_INSTRUCTIONS TO FOLLOW_
Translate into Spanish the following sentence from the passage on calling oneself a runner: "I’ve never raced a distance further than a 5K."

-- start of DOCUMENT --

I’ve struggled with the idea of calling myself a “runner.” I mean, I’ve never run more than 5 miles at a time, and that was a one shot deal. I’ve never raced a distance further than a 5K. My pace is not much faster than a brisk walk.
I see the hashtag on twitter and Instagram for #motherrunner. I keep wanting to use it, but I’m not anything like the others who use that tag. I don’t want to be found out as an imposter! And I’m CERTAINLY not about to use the #runnerd tag!
Yes, I run three days a week. Yes, I’m in the middle of a training cycle for a 10K. But when do I get to be called a runner?
My answer came to me during my out of town run last week. I was running the most scenic path I’ve ever done (although my race this weekend could give that path a run for its money). There was almost zero chance that I’d see someone who knew me.

-- end of DOCUMENT --
-- start of RECORDS SHOWN --

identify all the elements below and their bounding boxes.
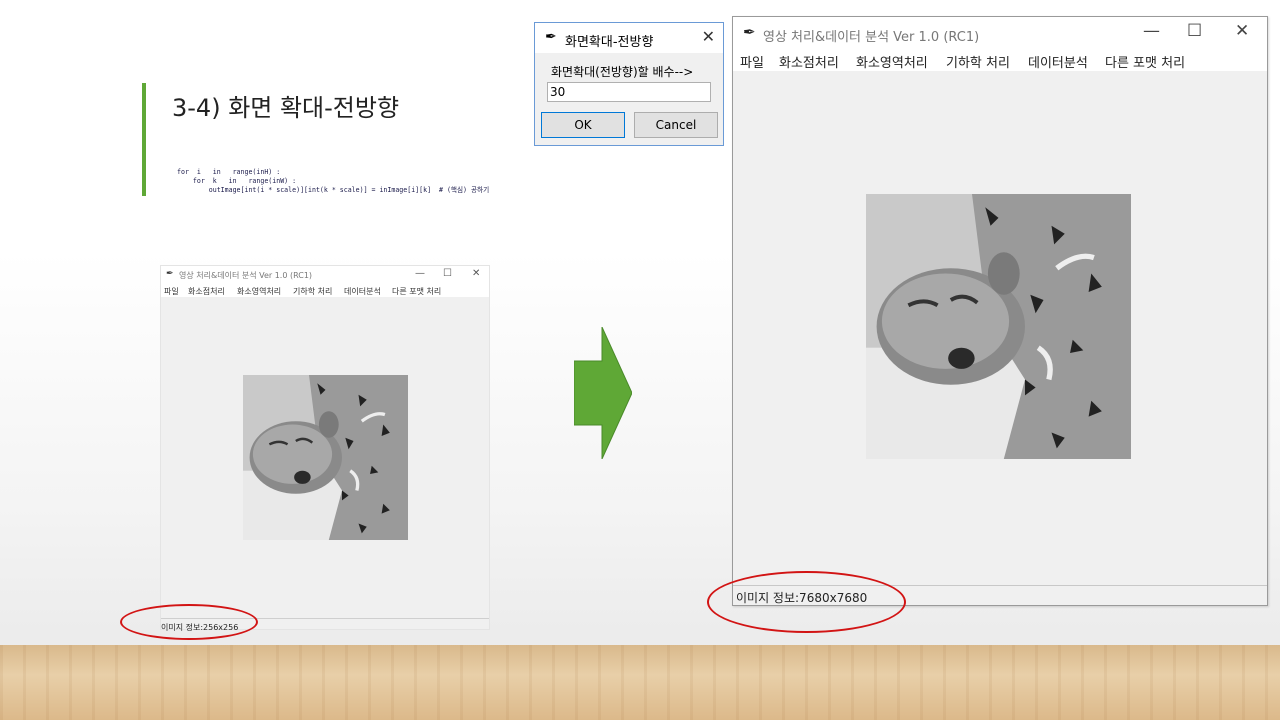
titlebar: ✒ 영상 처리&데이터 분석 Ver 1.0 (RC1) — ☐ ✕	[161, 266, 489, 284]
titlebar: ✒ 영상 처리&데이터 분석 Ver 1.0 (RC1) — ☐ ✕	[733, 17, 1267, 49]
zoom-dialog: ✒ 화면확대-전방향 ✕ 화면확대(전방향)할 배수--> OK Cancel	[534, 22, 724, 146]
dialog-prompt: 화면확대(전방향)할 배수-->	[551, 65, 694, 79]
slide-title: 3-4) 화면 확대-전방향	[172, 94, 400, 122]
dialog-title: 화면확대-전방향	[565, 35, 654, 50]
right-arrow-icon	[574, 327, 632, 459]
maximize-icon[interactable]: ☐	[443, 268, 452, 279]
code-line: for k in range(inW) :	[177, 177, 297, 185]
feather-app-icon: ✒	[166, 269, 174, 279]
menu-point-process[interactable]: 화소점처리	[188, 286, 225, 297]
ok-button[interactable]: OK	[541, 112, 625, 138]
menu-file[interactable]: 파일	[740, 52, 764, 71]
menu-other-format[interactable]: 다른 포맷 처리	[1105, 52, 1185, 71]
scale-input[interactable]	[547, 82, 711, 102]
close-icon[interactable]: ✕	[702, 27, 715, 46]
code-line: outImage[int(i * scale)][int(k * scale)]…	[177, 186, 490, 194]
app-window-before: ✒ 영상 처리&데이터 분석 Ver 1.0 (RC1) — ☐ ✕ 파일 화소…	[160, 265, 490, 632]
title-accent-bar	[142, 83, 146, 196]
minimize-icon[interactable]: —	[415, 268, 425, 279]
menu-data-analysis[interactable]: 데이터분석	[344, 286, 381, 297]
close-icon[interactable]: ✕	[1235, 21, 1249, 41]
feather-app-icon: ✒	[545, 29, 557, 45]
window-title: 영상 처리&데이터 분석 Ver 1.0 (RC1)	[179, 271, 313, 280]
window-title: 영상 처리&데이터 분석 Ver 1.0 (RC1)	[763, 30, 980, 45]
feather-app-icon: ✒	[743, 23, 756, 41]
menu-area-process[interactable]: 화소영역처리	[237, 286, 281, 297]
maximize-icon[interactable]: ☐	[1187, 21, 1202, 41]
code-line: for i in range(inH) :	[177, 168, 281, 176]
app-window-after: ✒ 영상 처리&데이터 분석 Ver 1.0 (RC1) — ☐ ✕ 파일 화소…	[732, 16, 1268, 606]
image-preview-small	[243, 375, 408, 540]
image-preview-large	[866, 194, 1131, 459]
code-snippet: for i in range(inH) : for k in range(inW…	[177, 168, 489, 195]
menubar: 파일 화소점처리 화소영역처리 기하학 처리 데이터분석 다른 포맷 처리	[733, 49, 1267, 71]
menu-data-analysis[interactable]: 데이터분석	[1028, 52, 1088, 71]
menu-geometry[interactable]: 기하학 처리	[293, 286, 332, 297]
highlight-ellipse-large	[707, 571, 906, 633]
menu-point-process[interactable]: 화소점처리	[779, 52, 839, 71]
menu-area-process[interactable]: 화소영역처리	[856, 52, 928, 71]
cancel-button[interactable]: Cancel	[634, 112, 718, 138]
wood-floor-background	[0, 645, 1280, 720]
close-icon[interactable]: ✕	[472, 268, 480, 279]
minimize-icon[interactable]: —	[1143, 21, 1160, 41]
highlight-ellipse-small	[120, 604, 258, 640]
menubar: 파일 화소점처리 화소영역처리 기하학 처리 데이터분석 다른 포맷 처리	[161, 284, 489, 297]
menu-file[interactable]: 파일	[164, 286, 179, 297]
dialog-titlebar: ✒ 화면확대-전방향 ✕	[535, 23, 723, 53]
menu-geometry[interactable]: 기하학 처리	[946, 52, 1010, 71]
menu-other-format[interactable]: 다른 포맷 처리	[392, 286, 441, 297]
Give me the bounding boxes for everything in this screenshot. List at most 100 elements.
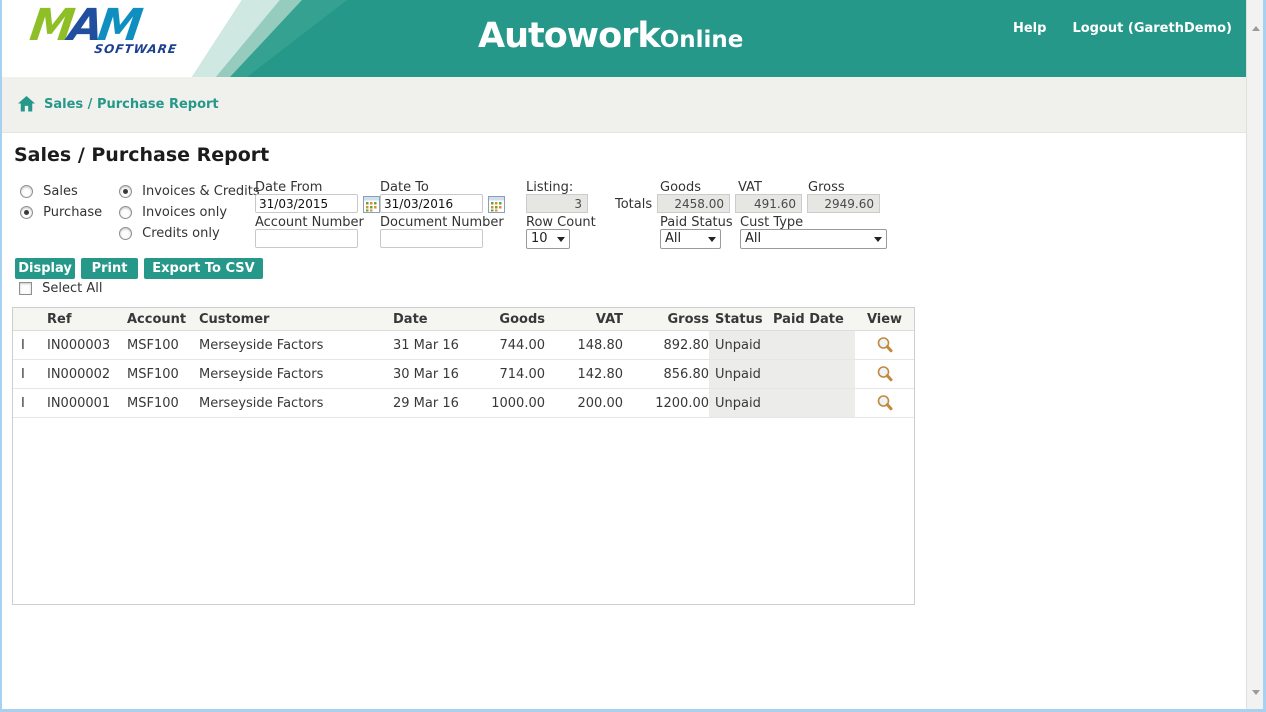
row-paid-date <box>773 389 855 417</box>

-- end of RECORDS SHOWN --

_EXPECTED OUTPUT_
Nunca he competido en una carrera de más de 5K.